_INSTRUCTIONS TO FOLLOW_. Copy the records word for word, starting at the line containing "search-input[interactable]: Search... /" and ending after the line containing "search-icon [2117,42,2144,69]".

_Annotated element listings_.
━━━━━━━━━━━━━━━━
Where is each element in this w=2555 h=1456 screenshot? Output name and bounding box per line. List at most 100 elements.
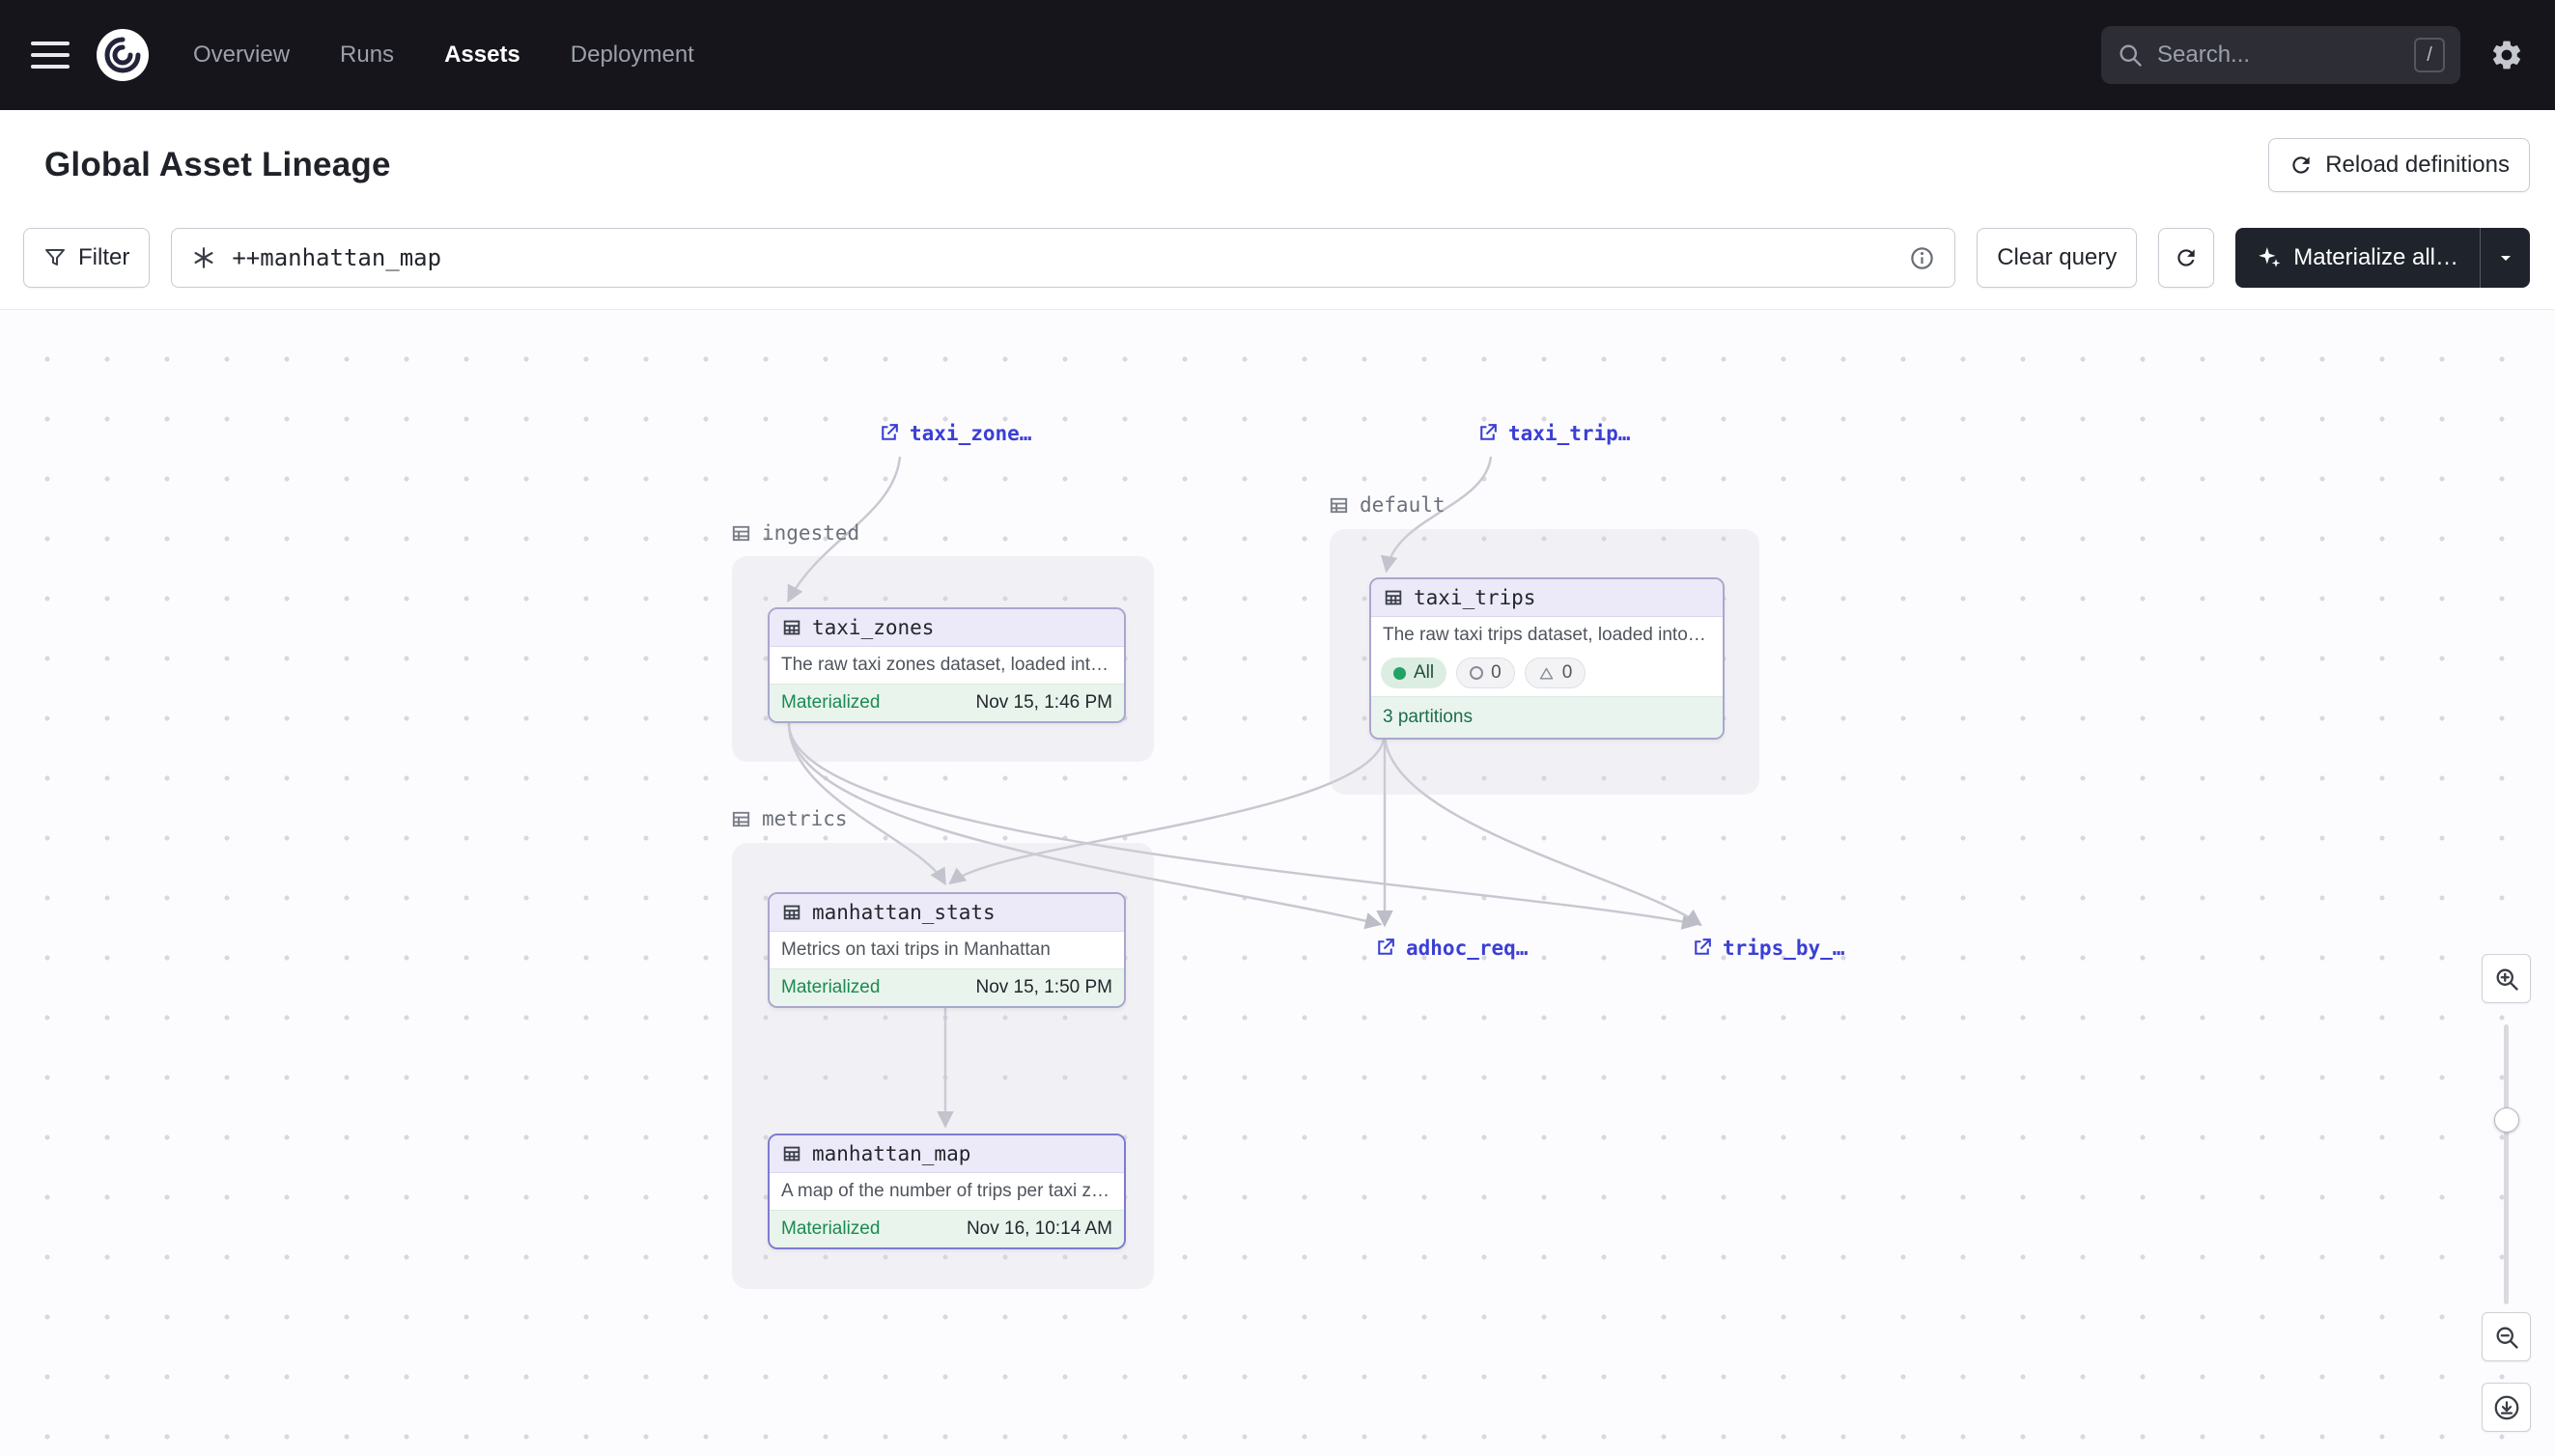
search-input[interactable]: Search... / [2101,26,2460,84]
materialize-all-button[interactable]: Materialize all… [2235,228,2480,288]
clear-query-label: Clear query [1997,244,2117,271]
asset-footer: Materialized Nov 16, 10:14 AM [770,1210,1124,1247]
materialize-options-button[interactable] [2480,228,2530,288]
page-header: Global Asset Lineage Reload definitions [0,110,2555,220]
top-navbar: Overview Runs Assets Deployment Search..… [0,0,2555,110]
settings-button[interactable] [2489,38,2524,72]
asset-node-manhattan-map[interactable]: manhattan_map A map of the number of tri… [768,1134,1126,1249]
badge-label: All [1414,662,1434,684]
recenter-button[interactable] [2482,1383,2531,1432]
search-icon [2117,42,2144,69]
zoom-out-icon [2493,1324,2520,1351]
group-label-default[interactable]: default [1328,493,1446,517]
group-name: metrics [762,807,848,830]
asset-link-label: taxi_trip… [1508,422,1630,445]
reload-definitions-label: Reload definitions [2325,152,2510,179]
materialization-timestamp: Nov 15, 1:46 PM [975,692,1112,714]
materialize-all-label: Materialize all… [2293,244,2458,271]
triangle-icon [1538,665,1555,682]
lineage-toolbar: Filter ++manhattan_map Clear query [0,220,2555,309]
zoom-slider-handle[interactable] [2494,1107,2519,1133]
asset-link-adhoc-request[interactable]: adhoc_req… [1373,936,1528,960]
circle-outline-icon [1470,666,1483,680]
asset-link-trips-by[interactable]: trips_by_… [1690,936,1844,960]
filter-button[interactable]: Filter [23,228,150,288]
search-placeholder: Search... [2157,42,2250,69]
success-dot-icon [1393,667,1406,680]
materialize-split-button: Materialize all… [2235,228,2530,288]
table-icon [781,902,802,923]
asset-selection-input[interactable]: ++manhattan_map [171,228,1955,288]
main-nav: Overview Runs Assets Deployment [193,42,694,69]
materialization-timestamp: Nov 16, 10:14 AM [967,1218,1112,1240]
asset-name: taxi_zones [812,616,934,639]
zoom-in-button[interactable] [2482,954,2531,1003]
zoom-in-icon [2493,966,2520,993]
search-shortcut-badge: / [2414,38,2445,72]
group-icon [730,522,752,545]
partition-health-row: All 0 0 [1371,654,1723,696]
group-name: ingested [762,521,859,545]
table-icon [781,617,802,638]
nav-item-assets[interactable]: Assets [444,42,520,69]
zoom-out-button[interactable] [2482,1312,2531,1361]
reload-definitions-button[interactable]: Reload definitions [2268,138,2530,192]
query-info-button[interactable] [1909,245,1935,271]
group-label-ingested[interactable]: ingested [730,521,859,545]
partitions-count[interactable]: 3 partitions [1371,696,1723,738]
nav-item-runs[interactable]: Runs [340,42,394,69]
asset-description: Metrics on taxi trips in Manhattan [770,932,1124,968]
materialization-timestamp: Nov 15, 1:50 PM [975,977,1112,998]
zoom-slider[interactable] [2504,1024,2509,1304]
clear-query-button[interactable]: Clear query [1977,228,2137,288]
asset-footer: Materialized Nov 15, 1:50 PM [770,968,1124,1006]
asset-description: The raw taxi trips dataset, loaded into … [1371,617,1723,654]
download-circle-icon [2492,1393,2521,1422]
dagster-app: Overview Runs Assets Deployment Search..… [0,0,2555,1456]
asset-description: The raw taxi zones dataset, loaded int… [770,647,1124,684]
refresh-graph-button[interactable] [2158,228,2214,288]
nav-item-overview[interactable]: Overview [193,42,290,69]
chevron-down-icon [2494,246,2517,269]
group-icon [730,808,752,830]
asset-name: manhattan_map [812,1142,970,1165]
asset-node-manhattan-stats[interactable]: manhattan_stats Metrics on taxi trips in… [768,892,1126,1008]
table-icon [781,1143,802,1164]
asset-link-label: adhoc_req… [1406,937,1528,960]
asset-node-taxi-trips[interactable]: taxi_trips The raw taxi trips dataset, l… [1369,577,1725,740]
group-icon [1328,494,1350,517]
refresh-icon [2174,245,2199,270]
lineage-canvas[interactable]: ingested default metrics taxi_zone… ta [0,309,2555,1456]
badge-label: 0 [1491,662,1502,684]
asset-node-taxi-zones[interactable]: taxi_zones The raw taxi zones dataset, l… [768,607,1126,723]
asset-link-taxi-trip[interactable]: taxi_trip… [1475,421,1630,445]
op-selector-icon [191,245,216,270]
partitions-all-badge: All [1381,658,1446,688]
external-link-icon [877,421,901,445]
asset-footer: Materialized Nov 15, 1:46 PM [770,684,1124,721]
group-label-metrics[interactable]: metrics [730,807,848,830]
badge-label: 0 [1562,662,1573,684]
dagster-logo-icon[interactable] [95,27,151,83]
asset-name: taxi_trips [1414,586,1535,609]
status-badge: Materialized [781,692,880,714]
partitions-failed-badge: 0 [1525,658,1586,688]
partitions-missing-badge: 0 [1456,658,1515,688]
asset-description: A map of the number of trips per taxi z… [770,1173,1124,1210]
nav-item-deployment[interactable]: Deployment [571,42,694,69]
external-link-icon [1690,936,1714,960]
asset-link-label: taxi_zone… [910,422,1031,445]
page-title: Global Asset Lineage [44,146,391,184]
filter-icon [43,246,67,269]
sparkle-icon [2257,245,2282,270]
filter-label: Filter [78,244,129,271]
external-link-icon [1475,421,1500,445]
status-badge: Materialized [781,977,880,998]
external-link-icon [1373,936,1397,960]
asset-node-header: taxi_trips [1371,579,1723,617]
asset-selection-value: ++manhattan_map [232,244,441,271]
asset-link-taxi-zone[interactable]: taxi_zone… [877,421,1031,445]
menu-icon[interactable] [31,42,70,69]
asset-name: manhattan_stats [812,901,996,924]
reload-icon [2288,153,2314,178]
━━━━━━━━━━━━━━━━
_CORRECT OUTPUT_.
search-input[interactable]: Search... / [2101,26,2460,84]
materialize-all-button[interactable]: Materialize all… [2235,228,2480,288]
clear-query-label: Clear query [1997,244,2117,271]
asset-footer: Materialized Nov 16, 10:14 AM [770,1210,1124,1247]
materialize-options-button[interactable] [2480,228,2530,288]
page-header: Global Asset Lineage Reload definitions [0,110,2555,220]
top-navbar: Overview Runs Assets Deployment Search..… [0,0,2555,110]
settings-button[interactable] [2489,38,2524,72]
asset-node-manhattan-map[interactable]: manhattan_map A map of the number of tri… [768,1134,1126,1249]
badge-label: All [1414,662,1434,684]
recenter-button[interactable] [2482,1383,2531,1432]
search-icon [2117,42,2144,69]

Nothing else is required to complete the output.